### To do
Count how many lines hold the string "suffix". Give that number alone.

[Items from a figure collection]
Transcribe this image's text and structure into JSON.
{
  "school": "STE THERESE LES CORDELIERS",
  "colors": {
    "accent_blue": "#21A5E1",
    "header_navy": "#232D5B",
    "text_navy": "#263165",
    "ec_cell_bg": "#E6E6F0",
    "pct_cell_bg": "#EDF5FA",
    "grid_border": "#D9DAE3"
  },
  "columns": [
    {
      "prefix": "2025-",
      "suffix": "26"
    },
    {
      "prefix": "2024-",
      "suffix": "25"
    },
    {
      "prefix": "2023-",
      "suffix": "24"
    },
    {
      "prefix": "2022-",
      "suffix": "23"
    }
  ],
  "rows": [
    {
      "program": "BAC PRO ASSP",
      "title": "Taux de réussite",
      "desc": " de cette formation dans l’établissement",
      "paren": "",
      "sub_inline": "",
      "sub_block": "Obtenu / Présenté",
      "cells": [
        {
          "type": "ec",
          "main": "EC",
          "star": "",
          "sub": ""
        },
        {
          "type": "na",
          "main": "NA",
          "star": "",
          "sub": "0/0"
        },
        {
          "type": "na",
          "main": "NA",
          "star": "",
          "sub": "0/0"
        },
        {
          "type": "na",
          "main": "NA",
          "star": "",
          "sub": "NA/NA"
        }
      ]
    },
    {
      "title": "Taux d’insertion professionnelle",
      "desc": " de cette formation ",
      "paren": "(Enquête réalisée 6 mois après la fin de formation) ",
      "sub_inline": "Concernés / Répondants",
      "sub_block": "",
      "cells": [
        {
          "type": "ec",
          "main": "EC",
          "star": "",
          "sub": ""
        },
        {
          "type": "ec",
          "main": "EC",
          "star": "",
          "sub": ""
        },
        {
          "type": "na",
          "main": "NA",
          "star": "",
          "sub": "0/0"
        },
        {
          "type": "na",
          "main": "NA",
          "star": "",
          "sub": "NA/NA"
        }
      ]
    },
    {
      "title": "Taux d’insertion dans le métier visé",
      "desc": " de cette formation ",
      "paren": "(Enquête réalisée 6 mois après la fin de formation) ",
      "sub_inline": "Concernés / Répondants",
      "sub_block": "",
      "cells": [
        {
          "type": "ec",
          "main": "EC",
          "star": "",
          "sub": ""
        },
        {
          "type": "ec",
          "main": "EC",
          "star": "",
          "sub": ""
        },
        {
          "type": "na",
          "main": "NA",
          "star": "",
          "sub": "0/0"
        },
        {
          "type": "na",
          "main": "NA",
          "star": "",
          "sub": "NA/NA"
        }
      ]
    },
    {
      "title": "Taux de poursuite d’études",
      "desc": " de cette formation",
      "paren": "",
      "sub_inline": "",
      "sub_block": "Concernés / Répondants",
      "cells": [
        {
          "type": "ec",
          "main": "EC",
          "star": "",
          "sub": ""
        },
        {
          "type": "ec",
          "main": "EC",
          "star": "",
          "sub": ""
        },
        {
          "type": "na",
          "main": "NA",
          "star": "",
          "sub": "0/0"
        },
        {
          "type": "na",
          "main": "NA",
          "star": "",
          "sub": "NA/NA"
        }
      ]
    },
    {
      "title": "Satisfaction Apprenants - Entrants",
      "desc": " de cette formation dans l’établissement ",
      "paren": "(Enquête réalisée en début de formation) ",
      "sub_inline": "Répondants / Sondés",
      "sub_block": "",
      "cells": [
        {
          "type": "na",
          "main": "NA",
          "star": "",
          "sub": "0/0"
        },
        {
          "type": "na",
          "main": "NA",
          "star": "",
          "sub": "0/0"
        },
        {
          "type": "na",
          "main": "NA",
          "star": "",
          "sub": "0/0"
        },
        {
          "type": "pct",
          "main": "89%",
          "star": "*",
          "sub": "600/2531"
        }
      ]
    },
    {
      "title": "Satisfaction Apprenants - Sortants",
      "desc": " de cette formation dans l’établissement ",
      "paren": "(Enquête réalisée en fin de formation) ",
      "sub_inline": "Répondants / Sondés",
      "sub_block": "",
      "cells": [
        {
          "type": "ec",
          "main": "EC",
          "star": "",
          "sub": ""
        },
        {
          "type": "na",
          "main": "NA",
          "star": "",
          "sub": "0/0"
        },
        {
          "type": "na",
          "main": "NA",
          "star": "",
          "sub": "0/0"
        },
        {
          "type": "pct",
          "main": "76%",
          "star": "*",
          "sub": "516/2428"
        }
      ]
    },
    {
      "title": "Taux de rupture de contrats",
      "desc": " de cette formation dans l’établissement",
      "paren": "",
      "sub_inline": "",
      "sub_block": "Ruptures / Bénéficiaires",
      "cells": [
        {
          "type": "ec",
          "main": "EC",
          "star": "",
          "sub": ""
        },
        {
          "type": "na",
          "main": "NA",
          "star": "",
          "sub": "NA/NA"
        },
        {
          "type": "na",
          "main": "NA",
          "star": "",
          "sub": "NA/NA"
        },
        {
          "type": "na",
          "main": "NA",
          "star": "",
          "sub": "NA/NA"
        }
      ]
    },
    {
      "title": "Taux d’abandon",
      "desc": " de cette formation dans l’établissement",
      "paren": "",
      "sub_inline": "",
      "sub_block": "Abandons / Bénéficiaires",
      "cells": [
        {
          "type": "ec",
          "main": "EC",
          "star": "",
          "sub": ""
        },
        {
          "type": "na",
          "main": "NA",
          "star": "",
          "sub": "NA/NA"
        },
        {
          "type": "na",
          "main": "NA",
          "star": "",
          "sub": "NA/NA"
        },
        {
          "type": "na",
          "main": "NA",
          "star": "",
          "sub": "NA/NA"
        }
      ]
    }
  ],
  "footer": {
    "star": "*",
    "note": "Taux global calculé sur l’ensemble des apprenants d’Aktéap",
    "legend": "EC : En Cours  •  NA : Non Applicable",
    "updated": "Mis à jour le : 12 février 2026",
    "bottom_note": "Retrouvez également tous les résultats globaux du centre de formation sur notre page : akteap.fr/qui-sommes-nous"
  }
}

### Full response
4